++++ TASK MATERIAL

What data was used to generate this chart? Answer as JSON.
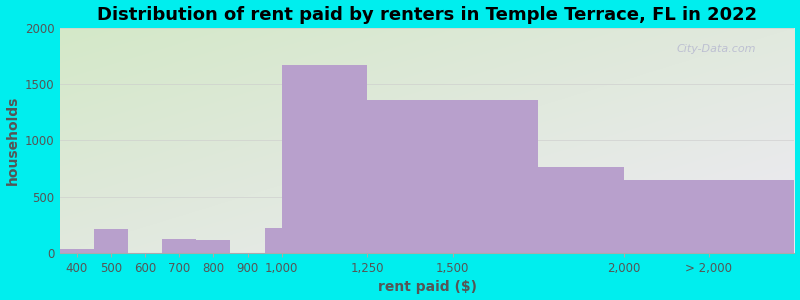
{
  "title": "Distribution of rent paid by renters in Temple Terrace, FL in 2022",
  "xlabel": "rent paid ($)",
  "ylabel": "households",
  "bar_values": [
    35,
    215,
    0,
    120,
    110,
    0,
    225,
    1670,
    1360,
    760,
    645
  ],
  "bar_color": "#b8a0cc",
  "background_color": "#00eeee",
  "plot_bg_top_left": "#d4e8c8",
  "plot_bg_bottom_right": "#eeeaf4",
  "ylim": [
    0,
    2000
  ],
  "yticks": [
    0,
    500,
    1000,
    1500,
    2000
  ],
  "title_fontsize": 13,
  "axis_label_fontsize": 10,
  "tick_fontsize": 8.5,
  "actual_widths": [
    100,
    100,
    100,
    100,
    100,
    100,
    250,
    250,
    500,
    500,
    500
  ],
  "actual_lefts": [
    350,
    450,
    550,
    650,
    750,
    850,
    950,
    1000,
    1250,
    1500,
    2000
  ],
  "xlim": [
    350,
    2500
  ],
  "xtick_positions": [
    400,
    500,
    600,
    700,
    800,
    900,
    1000,
    1250,
    1500,
    2000,
    2250
  ],
  "xtick_labels": [
    "400",
    "500",
    "600",
    "700",
    "800",
    "900",
    "1,000",
    "1,250",
    "1,500",
    "2,000",
    "> 2,000"
  ],
  "watermark_text": "City-Data.com"
}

++++++++

> STATED TASK:
Pictures in the records above should not be copied. Repeat everything else exactly.

> OUTPUT FOR THIS TASK:
What data was used to generate this chart? Answer as JSON.
{
  "title": "Distribution of rent paid by renters in Temple Terrace, FL in 2022",
  "xlabel": "rent paid ($)",
  "ylabel": "households",
  "bar_values": [
    35,
    215,
    0,
    120,
    110,
    0,
    225,
    1670,
    1360,
    760,
    645
  ],
  "bar_color": "#b8a0cc",
  "background_color": "#00eeee",
  "plot_bg_top_left": "#d4e8c8",
  "plot_bg_bottom_right": "#eeeaf4",
  "ylim": [
    0,
    2000
  ],
  "yticks": [
    0,
    500,
    1000,
    1500,
    2000
  ],
  "title_fontsize": 13,
  "axis_label_fontsize": 10,
  "tick_fontsize": 8.5,
  "actual_widths": [
    100,
    100,
    100,
    100,
    100,
    100,
    250,
    250,
    500,
    500,
    500
  ],
  "actual_lefts": [
    350,
    450,
    550,
    650,
    750,
    850,
    950,
    1000,
    1250,
    1500,
    2000
  ],
  "xlim": [
    350,
    2500
  ],
  "xtick_positions": [
    400,
    500,
    600,
    700,
    800,
    900,
    1000,
    1250,
    1500,
    2000,
    2250
  ],
  "xtick_labels": [
    "400",
    "500",
    "600",
    "700",
    "800",
    "900",
    "1,000",
    "1,250",
    "1,500",
    "2,000",
    "> 2,000"
  ],
  "watermark_text": "City-Data.com"
}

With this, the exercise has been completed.